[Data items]

::::::::::

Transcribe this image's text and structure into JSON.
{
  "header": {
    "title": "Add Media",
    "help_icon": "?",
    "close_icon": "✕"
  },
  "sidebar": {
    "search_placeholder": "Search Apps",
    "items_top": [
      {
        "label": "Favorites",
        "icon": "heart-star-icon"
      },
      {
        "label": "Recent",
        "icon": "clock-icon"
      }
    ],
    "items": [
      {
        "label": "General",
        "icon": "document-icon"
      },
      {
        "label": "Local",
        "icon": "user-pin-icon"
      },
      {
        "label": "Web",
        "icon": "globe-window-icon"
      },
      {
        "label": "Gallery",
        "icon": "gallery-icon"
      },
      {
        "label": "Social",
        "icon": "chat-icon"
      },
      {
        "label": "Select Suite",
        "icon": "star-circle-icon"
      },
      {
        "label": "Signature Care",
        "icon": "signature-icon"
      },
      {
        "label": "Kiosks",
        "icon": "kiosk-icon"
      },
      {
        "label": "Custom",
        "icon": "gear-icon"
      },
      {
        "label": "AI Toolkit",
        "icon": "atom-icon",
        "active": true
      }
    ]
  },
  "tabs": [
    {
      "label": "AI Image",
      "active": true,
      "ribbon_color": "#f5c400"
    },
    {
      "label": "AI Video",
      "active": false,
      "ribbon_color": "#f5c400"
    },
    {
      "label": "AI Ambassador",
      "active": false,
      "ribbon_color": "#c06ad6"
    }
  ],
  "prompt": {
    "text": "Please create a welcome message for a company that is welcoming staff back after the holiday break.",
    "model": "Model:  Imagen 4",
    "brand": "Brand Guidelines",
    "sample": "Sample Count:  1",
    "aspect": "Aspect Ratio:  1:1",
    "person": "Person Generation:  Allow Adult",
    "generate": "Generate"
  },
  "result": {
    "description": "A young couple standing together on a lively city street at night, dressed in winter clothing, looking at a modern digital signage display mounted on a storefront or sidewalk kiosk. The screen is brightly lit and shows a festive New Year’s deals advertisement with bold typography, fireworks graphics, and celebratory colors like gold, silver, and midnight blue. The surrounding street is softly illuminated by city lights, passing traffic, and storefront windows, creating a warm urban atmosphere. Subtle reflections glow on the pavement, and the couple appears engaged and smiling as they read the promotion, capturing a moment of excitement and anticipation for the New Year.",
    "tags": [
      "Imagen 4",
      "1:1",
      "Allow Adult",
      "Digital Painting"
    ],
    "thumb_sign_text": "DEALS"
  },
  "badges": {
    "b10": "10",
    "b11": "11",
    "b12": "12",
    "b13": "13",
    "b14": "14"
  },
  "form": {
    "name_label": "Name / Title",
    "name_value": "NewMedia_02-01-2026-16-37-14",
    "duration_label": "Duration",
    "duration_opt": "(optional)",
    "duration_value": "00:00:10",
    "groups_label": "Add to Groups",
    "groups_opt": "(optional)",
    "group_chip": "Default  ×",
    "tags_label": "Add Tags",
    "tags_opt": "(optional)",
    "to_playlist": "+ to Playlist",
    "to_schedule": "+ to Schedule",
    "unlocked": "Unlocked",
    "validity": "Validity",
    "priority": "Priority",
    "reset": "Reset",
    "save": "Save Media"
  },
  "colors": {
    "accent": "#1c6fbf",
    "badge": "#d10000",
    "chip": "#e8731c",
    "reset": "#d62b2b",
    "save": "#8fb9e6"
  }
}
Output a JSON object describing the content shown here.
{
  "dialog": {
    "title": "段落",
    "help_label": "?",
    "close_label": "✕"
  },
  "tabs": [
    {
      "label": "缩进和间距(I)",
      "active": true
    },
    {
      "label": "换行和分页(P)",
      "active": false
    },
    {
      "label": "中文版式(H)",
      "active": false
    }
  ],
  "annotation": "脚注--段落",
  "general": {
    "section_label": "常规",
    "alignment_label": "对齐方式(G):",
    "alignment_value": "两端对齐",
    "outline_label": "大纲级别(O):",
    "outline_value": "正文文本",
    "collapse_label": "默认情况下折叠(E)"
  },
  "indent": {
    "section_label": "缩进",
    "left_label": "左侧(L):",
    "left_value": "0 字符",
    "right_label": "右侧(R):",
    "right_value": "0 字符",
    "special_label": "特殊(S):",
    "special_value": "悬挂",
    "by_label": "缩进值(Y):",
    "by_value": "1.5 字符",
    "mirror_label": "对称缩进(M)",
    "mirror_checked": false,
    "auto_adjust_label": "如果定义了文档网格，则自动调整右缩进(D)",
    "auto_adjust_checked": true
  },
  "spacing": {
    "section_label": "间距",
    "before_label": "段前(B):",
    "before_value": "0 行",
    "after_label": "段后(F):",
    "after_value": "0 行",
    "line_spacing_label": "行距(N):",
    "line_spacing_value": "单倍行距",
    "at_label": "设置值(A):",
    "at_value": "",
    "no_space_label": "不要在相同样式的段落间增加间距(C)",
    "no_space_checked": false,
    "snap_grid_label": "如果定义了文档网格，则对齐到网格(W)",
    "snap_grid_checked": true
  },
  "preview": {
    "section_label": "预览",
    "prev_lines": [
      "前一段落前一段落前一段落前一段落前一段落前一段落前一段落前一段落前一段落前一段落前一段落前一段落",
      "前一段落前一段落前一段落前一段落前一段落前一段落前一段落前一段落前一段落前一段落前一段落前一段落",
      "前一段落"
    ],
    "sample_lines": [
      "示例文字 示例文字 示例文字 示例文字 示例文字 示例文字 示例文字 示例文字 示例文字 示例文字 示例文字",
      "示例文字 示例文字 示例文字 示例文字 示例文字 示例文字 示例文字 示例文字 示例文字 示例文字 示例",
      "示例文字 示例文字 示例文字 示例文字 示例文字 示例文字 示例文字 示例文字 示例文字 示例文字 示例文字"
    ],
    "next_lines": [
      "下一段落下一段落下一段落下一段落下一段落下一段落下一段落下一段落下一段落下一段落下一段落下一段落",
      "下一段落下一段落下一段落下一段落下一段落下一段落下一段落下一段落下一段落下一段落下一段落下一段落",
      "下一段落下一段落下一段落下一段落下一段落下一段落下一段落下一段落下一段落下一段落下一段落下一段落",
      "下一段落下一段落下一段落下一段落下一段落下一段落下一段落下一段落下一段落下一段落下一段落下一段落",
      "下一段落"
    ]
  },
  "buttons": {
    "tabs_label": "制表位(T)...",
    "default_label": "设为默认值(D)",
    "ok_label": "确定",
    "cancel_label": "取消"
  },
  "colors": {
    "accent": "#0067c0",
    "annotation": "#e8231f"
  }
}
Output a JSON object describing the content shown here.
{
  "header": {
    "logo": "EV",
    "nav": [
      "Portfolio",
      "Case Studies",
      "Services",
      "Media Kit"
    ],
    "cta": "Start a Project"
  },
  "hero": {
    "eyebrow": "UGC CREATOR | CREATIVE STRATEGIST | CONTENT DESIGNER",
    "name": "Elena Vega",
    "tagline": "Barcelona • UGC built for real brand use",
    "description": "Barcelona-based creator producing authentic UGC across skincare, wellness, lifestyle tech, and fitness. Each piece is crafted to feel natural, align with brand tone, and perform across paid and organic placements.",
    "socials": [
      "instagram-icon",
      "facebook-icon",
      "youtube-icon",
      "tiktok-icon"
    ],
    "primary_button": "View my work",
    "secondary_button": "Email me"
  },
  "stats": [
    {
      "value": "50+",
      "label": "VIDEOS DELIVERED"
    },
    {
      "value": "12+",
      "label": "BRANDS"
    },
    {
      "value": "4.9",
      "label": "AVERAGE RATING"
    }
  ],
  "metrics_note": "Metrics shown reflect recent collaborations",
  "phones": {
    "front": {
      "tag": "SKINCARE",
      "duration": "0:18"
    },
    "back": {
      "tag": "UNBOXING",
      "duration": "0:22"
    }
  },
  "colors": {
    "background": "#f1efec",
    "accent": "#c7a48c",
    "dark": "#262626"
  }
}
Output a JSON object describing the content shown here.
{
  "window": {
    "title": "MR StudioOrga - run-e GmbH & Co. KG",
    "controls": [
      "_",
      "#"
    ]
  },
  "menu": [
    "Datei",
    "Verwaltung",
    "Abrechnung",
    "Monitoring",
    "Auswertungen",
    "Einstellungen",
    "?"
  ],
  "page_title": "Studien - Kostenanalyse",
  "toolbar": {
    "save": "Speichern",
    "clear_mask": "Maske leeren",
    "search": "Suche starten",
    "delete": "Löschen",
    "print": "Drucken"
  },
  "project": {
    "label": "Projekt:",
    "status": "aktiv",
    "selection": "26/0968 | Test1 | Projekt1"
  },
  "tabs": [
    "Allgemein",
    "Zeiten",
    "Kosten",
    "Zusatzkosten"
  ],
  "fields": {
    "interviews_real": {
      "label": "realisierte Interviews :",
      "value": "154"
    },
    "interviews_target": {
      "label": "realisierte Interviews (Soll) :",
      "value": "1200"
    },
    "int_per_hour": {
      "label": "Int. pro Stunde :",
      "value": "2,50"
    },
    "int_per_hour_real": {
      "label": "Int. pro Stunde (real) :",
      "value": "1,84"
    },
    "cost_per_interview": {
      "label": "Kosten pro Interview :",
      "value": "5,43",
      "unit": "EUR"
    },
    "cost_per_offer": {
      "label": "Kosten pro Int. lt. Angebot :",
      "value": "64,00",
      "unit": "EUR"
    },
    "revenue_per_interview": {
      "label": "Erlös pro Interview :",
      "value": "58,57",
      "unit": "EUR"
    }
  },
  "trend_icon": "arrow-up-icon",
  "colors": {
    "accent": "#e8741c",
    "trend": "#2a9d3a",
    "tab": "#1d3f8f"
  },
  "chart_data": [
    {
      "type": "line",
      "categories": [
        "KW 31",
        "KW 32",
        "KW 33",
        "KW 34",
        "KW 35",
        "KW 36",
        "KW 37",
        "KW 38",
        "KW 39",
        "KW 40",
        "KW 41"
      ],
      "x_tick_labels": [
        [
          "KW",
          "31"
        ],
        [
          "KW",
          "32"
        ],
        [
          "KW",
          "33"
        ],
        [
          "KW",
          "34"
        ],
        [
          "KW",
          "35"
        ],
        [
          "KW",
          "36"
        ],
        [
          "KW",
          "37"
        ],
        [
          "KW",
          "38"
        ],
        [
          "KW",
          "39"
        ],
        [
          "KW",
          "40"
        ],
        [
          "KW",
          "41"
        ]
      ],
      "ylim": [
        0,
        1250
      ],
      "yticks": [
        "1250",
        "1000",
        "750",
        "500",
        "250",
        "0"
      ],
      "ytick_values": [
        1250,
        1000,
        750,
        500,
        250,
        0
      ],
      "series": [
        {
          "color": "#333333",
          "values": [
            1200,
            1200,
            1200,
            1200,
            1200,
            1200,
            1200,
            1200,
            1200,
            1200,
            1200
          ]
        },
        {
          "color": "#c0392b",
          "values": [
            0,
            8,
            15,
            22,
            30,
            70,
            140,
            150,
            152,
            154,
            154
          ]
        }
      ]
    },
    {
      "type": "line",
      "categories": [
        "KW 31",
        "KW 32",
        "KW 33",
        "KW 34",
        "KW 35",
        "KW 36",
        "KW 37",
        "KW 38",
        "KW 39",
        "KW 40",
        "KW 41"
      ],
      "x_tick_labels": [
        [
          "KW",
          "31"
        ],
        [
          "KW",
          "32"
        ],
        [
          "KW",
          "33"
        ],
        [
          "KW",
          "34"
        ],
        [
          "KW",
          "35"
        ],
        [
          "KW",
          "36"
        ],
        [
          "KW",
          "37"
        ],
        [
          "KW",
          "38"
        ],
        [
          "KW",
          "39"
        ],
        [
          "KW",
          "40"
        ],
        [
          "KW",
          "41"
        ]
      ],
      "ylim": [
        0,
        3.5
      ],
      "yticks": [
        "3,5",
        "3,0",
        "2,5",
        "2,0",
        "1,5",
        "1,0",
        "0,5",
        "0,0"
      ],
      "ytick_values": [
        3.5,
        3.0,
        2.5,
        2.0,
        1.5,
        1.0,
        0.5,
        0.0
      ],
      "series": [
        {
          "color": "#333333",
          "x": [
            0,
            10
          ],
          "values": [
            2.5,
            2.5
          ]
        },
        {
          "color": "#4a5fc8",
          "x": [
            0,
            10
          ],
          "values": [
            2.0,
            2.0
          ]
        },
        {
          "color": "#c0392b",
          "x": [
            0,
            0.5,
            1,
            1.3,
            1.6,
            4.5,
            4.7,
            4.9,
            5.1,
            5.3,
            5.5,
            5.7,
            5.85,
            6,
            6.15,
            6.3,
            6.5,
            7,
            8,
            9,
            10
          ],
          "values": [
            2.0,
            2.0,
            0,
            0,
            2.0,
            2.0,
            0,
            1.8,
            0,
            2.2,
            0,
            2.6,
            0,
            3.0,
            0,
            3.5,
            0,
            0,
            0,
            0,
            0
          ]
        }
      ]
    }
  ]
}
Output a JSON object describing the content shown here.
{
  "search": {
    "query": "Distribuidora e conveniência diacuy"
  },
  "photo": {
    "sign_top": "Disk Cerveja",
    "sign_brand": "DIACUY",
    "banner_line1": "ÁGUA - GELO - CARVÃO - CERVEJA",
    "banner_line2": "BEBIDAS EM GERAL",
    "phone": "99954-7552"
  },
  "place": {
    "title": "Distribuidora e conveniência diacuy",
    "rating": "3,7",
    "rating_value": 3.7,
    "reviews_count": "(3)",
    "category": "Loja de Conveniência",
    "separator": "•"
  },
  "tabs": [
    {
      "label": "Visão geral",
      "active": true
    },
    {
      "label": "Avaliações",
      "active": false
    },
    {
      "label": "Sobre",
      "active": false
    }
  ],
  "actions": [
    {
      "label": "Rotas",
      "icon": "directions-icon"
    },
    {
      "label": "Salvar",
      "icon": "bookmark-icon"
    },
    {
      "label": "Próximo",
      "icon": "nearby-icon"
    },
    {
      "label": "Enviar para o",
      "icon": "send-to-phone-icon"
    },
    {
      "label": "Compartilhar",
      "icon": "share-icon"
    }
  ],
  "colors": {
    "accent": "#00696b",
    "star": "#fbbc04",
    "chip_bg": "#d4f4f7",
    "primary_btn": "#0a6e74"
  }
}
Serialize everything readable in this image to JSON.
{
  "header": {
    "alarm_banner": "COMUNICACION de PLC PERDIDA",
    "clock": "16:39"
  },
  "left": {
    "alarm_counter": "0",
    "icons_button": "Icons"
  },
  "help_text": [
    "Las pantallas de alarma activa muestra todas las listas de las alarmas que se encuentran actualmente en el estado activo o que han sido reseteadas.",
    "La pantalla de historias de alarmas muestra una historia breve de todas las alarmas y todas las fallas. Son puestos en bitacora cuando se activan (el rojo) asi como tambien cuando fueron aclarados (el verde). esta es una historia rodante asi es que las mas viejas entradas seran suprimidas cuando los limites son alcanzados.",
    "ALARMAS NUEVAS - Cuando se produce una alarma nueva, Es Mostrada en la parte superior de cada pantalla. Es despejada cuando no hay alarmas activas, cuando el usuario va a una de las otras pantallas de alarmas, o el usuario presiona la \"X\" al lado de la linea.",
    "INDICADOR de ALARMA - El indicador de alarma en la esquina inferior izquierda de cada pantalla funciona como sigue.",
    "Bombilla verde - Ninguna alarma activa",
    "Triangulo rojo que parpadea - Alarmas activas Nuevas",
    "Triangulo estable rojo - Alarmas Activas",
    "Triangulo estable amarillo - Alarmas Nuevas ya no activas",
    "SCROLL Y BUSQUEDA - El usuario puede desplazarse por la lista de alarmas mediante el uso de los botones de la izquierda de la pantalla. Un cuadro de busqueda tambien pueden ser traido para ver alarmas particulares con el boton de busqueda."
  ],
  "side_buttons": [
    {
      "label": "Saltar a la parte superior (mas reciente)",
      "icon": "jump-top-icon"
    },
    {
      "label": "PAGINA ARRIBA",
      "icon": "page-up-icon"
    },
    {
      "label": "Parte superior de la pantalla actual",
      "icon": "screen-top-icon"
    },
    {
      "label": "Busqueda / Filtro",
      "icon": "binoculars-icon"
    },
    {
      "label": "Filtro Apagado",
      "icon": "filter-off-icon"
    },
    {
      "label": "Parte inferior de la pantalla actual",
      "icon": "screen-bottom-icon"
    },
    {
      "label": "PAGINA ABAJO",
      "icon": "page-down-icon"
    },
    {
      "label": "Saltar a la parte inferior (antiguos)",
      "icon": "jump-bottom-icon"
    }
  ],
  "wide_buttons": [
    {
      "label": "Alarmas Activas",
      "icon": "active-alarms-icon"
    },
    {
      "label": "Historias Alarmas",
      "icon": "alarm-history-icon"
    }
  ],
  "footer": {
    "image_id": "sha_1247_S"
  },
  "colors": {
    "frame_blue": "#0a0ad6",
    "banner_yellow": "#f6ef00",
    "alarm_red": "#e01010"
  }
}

::::::::::

WHAT YOU ARE ASKED TO DO ::
Point out every line holding the string "superior" and copy it.

SOLUTION TO THIS TASK ::
    "ALARMAS NUEVAS - Cuando se produce una alarma nueva, Es Mostrada en la parte superior de cada pantalla. Es despejada cuando no hay alarmas activas, cuando el usuario va a una de las otras pantallas de alarmas, o el usuario presiona la \"X\" al lado de la linea.",
      "label": "Saltar a la parte superior (mas reciente)",
      "label": "Parte superior de la pantalla actual",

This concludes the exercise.